* WRITTEN PROBLEM *
Extract, from the records beneath this instruction, each line that contains the word "intent".

* LISTING *

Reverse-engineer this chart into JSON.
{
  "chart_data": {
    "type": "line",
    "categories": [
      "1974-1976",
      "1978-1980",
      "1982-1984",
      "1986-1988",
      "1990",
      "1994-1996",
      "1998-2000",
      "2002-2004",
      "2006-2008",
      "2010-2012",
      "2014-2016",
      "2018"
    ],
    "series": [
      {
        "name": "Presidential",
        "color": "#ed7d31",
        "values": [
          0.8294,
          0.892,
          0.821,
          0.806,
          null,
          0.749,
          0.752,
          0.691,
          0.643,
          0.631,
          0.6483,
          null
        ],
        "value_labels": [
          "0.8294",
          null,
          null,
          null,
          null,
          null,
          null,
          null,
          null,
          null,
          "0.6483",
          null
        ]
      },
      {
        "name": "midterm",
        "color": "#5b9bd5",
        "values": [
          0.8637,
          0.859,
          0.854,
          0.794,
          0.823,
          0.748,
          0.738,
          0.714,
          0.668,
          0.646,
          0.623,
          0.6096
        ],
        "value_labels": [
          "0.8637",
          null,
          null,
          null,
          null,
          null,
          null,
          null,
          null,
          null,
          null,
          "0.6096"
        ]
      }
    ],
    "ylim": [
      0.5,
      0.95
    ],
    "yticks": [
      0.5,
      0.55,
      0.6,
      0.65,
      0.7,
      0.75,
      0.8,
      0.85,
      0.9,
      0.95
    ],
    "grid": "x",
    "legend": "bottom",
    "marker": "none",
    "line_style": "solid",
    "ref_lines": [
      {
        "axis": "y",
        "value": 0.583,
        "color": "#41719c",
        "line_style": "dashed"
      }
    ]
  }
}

* * *

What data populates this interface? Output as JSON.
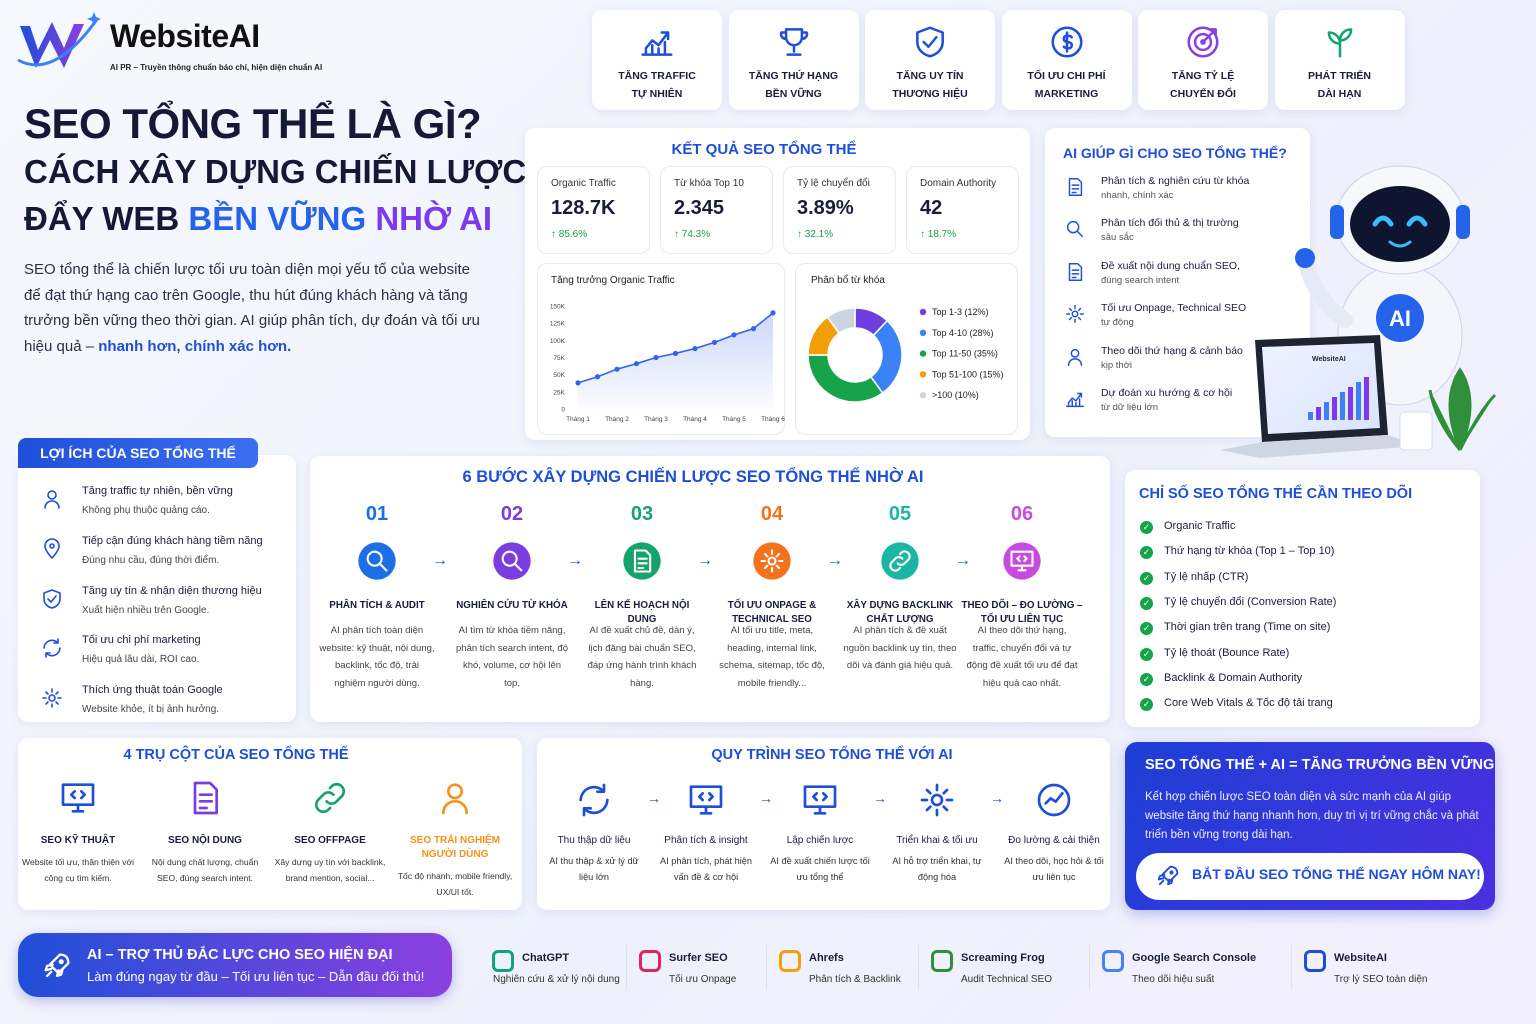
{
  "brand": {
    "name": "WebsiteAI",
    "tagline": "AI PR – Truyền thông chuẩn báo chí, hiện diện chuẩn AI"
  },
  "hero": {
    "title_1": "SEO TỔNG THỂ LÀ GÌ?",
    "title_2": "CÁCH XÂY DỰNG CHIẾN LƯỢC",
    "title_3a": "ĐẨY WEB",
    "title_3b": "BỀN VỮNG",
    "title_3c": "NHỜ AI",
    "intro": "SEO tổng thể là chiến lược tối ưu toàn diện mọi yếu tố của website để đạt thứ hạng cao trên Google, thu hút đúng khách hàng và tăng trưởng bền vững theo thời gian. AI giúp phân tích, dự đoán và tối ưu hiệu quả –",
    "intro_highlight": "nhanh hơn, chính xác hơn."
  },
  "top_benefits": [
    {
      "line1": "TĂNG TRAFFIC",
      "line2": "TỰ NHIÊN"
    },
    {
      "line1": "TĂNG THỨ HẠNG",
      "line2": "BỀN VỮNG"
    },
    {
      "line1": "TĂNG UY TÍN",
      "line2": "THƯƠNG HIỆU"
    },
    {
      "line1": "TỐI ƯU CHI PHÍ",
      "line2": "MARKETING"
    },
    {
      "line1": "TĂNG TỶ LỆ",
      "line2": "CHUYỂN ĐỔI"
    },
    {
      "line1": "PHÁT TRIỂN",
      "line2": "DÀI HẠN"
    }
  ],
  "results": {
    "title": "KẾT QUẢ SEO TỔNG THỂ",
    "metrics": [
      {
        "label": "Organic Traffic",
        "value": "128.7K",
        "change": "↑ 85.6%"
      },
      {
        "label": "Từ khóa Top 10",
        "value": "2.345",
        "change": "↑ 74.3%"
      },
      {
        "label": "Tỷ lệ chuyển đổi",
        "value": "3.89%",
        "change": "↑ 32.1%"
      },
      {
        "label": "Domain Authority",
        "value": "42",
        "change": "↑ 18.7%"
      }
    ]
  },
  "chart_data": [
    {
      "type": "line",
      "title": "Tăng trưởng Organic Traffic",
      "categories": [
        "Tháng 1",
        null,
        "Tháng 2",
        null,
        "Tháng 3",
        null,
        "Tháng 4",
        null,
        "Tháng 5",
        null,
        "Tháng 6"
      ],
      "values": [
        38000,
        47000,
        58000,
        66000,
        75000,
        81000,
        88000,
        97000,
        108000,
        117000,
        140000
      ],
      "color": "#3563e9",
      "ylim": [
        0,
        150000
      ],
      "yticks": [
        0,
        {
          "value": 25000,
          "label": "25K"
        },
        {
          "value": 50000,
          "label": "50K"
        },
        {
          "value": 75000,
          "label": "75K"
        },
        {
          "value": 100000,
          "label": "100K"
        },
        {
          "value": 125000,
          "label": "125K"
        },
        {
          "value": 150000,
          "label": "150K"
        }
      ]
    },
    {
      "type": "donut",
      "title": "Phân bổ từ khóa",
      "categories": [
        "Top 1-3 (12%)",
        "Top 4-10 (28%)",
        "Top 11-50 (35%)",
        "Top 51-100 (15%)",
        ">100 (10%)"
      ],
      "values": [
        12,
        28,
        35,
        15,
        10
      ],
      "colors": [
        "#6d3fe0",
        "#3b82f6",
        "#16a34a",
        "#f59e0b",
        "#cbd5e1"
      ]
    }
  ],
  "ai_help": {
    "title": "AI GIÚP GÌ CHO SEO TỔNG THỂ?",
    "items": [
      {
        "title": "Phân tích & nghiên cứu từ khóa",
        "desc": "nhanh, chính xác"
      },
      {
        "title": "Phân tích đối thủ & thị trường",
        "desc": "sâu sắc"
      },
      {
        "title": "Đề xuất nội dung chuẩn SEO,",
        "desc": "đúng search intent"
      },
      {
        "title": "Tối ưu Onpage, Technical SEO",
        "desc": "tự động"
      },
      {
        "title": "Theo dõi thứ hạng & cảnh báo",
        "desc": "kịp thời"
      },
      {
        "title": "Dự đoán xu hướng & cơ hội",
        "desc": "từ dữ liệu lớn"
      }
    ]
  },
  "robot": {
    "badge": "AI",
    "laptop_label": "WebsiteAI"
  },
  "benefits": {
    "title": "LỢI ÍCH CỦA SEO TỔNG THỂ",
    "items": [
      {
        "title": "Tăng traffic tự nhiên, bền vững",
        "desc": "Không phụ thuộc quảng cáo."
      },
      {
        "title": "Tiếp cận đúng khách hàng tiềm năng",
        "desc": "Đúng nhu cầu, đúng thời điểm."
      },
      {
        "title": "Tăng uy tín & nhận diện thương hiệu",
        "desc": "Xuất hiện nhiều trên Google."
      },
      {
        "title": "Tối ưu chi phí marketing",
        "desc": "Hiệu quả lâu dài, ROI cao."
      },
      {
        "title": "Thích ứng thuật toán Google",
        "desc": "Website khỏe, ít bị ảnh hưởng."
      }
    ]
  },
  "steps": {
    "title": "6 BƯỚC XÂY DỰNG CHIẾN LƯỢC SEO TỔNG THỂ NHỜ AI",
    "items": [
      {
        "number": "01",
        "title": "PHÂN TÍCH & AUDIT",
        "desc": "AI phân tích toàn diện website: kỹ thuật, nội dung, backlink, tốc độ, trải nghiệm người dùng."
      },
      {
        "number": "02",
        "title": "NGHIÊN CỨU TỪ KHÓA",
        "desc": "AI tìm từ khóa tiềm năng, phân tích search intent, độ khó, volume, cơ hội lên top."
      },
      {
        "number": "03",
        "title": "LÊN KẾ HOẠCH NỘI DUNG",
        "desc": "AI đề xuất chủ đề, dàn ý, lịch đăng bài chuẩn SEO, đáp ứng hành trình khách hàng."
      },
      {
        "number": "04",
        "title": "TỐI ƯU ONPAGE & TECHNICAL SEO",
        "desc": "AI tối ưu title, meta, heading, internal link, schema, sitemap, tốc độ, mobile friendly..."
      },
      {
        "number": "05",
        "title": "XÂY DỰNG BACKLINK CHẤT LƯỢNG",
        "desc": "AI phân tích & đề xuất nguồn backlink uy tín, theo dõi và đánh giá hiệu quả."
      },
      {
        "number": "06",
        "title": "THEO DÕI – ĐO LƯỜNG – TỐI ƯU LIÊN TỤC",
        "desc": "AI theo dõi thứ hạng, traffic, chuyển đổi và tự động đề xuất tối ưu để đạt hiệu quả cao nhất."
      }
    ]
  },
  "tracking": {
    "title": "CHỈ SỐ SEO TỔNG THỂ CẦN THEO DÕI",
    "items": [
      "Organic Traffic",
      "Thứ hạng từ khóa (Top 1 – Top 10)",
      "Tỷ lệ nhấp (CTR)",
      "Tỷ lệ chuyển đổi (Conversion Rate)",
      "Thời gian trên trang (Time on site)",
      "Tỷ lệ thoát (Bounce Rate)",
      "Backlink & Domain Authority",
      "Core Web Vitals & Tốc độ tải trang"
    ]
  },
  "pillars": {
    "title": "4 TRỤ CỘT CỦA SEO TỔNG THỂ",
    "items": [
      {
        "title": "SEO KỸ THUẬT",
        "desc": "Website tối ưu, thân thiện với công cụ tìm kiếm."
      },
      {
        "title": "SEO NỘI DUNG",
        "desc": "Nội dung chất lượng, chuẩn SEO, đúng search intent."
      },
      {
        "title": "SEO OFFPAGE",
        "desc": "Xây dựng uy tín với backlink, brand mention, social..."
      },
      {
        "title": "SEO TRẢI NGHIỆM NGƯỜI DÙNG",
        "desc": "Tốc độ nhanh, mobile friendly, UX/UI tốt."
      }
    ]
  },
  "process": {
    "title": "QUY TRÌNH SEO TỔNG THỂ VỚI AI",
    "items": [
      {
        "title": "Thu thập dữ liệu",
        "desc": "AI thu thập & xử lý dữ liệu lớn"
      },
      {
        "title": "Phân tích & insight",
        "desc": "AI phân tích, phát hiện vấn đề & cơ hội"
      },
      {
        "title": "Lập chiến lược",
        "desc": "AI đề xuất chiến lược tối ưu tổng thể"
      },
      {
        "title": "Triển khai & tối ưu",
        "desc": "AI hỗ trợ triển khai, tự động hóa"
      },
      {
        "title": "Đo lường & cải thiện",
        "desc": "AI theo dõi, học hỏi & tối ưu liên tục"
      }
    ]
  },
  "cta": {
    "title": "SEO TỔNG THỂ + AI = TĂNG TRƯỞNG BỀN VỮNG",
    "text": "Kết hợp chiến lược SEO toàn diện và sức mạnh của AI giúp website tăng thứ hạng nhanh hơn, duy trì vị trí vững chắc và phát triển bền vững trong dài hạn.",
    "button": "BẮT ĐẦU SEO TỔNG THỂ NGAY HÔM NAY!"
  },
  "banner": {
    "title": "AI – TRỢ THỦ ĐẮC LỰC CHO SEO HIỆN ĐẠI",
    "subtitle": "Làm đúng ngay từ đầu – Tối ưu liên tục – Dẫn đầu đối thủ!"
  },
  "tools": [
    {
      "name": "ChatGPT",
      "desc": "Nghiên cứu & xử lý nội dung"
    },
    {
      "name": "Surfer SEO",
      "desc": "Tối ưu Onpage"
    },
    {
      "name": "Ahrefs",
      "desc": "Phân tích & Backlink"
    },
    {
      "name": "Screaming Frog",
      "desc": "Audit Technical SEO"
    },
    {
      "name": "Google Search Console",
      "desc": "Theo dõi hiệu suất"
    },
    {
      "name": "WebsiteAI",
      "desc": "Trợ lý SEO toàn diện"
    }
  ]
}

* RESULT OF THE EXERCISE *
        "desc": "đúng search intent"
        "desc": "AI tìm từ khóa tiềm năng, phân tích search intent, độ khó, volume, cơ hội lên top."
        "desc": "Nội dung chất lượng, chuẩn SEO, đúng search intent."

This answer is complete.